▶ GOAL OF THE EXERCISE:
Gather all lines from the material that contain "outliers".

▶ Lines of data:
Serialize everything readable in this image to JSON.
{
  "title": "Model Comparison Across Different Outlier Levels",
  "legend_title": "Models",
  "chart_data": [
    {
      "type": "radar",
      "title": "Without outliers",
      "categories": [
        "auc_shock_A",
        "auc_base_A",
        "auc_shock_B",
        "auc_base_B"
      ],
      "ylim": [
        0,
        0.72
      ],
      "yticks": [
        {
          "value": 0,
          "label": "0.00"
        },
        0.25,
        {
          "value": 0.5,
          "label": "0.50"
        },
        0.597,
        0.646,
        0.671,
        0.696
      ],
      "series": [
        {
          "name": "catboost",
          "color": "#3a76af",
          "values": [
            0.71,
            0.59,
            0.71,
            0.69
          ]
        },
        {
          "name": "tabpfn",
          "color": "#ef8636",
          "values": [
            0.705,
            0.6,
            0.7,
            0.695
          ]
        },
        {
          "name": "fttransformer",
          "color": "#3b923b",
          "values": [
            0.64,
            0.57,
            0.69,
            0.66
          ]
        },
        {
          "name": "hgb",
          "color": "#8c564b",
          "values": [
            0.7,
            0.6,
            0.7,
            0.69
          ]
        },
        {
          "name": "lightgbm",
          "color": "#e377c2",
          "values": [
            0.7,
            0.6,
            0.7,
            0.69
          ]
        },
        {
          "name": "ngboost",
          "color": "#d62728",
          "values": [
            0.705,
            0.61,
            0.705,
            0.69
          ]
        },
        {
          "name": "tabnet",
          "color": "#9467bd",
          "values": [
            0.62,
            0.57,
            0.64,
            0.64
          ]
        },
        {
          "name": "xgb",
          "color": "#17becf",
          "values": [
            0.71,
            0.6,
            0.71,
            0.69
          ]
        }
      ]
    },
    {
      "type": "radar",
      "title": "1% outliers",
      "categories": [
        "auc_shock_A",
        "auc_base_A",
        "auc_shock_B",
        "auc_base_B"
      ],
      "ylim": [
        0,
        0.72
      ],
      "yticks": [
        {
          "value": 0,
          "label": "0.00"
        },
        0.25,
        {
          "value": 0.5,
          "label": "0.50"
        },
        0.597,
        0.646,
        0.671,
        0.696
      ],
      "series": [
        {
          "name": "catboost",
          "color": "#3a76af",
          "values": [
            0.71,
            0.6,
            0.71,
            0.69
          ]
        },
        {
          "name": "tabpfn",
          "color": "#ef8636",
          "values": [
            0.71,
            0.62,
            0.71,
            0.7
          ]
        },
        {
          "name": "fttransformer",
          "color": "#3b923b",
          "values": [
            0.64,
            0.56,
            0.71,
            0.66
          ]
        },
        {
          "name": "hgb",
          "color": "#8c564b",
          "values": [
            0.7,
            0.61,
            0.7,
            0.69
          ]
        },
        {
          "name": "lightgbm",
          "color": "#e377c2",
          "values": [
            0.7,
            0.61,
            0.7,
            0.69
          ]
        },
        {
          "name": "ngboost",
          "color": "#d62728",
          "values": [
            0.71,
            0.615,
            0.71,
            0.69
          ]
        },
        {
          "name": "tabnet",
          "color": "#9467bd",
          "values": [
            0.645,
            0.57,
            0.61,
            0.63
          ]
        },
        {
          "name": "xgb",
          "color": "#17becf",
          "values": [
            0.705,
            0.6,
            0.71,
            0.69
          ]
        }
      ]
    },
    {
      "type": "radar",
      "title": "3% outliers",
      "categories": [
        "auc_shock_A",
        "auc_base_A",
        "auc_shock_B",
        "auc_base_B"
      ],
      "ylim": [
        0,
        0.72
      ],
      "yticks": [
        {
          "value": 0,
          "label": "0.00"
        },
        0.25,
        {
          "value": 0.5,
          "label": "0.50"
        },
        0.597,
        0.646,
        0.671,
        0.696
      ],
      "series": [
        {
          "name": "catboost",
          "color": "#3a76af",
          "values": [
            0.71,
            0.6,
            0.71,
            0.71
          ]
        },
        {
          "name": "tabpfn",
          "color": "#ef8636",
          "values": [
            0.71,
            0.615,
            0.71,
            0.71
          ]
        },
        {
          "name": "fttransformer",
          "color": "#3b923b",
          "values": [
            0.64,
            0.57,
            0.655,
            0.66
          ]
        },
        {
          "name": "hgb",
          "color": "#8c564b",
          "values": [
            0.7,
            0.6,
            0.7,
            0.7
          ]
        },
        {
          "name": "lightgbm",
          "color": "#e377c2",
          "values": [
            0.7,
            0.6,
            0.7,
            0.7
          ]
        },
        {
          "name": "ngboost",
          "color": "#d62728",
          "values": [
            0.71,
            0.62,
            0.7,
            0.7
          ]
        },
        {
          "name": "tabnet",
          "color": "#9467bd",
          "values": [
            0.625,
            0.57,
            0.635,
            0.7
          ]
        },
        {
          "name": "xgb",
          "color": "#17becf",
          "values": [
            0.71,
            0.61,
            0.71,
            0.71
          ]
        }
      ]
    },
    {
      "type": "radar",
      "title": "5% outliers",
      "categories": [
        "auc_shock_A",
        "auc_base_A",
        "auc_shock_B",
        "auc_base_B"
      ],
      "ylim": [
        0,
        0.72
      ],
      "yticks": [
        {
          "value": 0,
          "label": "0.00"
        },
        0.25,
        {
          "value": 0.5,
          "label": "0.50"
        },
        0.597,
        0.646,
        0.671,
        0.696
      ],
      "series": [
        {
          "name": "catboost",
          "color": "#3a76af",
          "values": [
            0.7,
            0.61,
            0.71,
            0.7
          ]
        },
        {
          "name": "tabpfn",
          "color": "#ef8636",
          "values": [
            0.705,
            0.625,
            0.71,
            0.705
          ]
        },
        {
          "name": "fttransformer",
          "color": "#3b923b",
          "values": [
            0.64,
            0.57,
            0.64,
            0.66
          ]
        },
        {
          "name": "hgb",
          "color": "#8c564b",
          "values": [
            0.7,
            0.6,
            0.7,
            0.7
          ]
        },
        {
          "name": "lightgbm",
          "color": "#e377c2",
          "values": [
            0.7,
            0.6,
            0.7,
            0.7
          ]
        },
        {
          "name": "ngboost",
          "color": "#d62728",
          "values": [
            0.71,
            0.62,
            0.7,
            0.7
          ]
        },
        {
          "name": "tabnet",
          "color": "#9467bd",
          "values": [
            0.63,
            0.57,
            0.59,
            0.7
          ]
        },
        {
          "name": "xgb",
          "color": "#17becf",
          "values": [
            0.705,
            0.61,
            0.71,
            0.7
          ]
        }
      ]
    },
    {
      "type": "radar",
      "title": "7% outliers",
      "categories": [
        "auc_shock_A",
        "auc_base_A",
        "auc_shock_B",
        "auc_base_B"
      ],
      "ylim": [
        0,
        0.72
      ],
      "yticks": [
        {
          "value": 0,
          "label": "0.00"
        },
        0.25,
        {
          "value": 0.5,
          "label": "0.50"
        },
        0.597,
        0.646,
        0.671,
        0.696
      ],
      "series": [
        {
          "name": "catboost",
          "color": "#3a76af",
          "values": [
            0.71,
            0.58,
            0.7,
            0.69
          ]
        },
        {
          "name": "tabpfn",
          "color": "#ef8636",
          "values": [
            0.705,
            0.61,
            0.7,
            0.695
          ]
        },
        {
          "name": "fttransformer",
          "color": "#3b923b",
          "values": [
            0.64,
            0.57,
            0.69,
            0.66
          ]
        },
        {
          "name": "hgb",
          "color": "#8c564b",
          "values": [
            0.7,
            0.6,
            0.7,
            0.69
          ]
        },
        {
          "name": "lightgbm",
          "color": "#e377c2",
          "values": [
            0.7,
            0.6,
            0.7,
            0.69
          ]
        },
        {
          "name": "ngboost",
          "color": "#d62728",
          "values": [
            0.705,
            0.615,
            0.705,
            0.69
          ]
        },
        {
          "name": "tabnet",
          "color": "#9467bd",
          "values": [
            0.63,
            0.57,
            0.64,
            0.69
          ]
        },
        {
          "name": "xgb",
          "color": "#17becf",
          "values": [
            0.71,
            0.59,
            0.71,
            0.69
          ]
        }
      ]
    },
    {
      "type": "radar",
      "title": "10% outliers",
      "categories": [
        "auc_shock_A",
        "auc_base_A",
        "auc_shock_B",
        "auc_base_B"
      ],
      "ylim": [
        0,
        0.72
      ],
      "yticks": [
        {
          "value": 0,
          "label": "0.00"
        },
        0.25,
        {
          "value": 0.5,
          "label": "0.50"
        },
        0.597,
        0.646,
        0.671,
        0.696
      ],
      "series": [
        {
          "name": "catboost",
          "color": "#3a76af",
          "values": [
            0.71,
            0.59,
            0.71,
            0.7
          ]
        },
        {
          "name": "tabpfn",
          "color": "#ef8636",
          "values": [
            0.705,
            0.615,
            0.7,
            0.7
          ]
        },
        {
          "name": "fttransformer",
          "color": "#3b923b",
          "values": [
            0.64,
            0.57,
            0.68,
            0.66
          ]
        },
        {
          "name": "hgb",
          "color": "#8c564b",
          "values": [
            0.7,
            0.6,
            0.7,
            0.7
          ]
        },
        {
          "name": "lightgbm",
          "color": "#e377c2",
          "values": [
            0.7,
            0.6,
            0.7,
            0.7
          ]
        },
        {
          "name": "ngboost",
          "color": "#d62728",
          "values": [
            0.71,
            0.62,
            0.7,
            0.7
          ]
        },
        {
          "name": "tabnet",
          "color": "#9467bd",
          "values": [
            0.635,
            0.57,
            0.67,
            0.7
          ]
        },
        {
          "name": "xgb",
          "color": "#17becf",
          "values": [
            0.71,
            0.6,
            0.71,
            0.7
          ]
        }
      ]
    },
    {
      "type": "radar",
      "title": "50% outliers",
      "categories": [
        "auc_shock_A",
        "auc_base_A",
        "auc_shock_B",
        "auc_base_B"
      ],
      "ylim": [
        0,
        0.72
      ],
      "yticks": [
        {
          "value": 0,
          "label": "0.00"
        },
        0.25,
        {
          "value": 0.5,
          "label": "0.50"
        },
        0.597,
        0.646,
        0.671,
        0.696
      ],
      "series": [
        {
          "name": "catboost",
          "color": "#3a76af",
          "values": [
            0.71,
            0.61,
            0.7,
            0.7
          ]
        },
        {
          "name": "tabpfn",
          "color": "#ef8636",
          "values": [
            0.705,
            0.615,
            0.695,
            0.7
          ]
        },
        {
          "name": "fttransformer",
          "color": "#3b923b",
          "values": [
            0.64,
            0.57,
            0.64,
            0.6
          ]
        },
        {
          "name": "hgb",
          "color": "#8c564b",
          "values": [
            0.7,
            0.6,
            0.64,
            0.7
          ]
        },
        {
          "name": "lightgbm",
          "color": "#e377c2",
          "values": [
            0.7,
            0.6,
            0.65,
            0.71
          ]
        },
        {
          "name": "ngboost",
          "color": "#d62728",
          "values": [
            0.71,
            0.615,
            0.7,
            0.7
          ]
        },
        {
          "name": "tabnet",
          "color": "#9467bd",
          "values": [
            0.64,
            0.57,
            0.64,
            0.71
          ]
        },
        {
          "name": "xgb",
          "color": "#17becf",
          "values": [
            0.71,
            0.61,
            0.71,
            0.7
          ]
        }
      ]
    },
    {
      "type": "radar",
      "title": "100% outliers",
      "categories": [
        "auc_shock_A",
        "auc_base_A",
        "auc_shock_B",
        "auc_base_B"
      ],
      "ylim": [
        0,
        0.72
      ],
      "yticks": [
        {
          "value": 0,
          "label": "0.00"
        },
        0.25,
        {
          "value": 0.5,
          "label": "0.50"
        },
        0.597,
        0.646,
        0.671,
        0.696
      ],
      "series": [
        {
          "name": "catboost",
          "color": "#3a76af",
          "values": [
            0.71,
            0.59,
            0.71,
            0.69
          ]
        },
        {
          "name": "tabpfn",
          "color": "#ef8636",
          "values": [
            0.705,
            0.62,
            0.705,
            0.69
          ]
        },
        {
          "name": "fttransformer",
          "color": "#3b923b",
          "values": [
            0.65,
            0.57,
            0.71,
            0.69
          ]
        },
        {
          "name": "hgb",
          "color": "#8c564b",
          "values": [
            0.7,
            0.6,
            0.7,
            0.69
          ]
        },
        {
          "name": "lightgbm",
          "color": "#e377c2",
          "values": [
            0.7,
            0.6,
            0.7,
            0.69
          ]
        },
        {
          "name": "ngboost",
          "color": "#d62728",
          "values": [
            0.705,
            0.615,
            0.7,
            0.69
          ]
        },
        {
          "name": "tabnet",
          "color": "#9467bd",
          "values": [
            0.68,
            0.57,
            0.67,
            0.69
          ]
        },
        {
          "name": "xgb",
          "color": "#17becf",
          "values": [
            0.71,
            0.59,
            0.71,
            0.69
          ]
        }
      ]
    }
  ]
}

▶ CORRECT RESPONSE:
      "title": "Without outliers",
      "title": "1% outliers",
      "title": "3% outliers",
      "title": "5% outliers",
      "title": "7% outliers",
      "title": "10% outliers",
      "title": "50% outliers",
      "title": "100% outliers",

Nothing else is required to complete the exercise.